[What you need to do]
Each line of the data that includes the string "党建引领" is to be copied out.

[Task inputs]

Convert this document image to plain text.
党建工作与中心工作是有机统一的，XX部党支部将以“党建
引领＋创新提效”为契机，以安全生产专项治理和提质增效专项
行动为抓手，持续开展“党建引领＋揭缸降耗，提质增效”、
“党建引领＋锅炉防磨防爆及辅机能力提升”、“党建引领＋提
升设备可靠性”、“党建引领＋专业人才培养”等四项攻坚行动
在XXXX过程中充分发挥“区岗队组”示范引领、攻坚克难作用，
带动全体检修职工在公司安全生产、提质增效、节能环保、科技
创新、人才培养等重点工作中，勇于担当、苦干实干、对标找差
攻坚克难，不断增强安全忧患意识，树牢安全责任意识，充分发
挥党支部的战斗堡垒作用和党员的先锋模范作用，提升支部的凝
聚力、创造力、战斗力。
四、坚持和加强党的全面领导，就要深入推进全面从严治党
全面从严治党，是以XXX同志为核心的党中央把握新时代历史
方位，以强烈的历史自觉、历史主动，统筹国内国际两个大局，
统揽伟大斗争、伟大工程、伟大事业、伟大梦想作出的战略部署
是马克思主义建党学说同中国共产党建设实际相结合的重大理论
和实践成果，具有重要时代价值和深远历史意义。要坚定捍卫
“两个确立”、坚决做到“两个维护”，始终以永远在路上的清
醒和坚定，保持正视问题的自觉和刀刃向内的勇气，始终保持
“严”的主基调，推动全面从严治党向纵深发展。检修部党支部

[The reply]
行动为抓手，持续开展“党建引领＋揭缸降耗，提质增效”、
“党建引领＋锅炉防磨防爆及辅机能力提升”、“党建引领＋提
升设备可靠性”、“党建引领＋专业人才培养”等四项攻坚行动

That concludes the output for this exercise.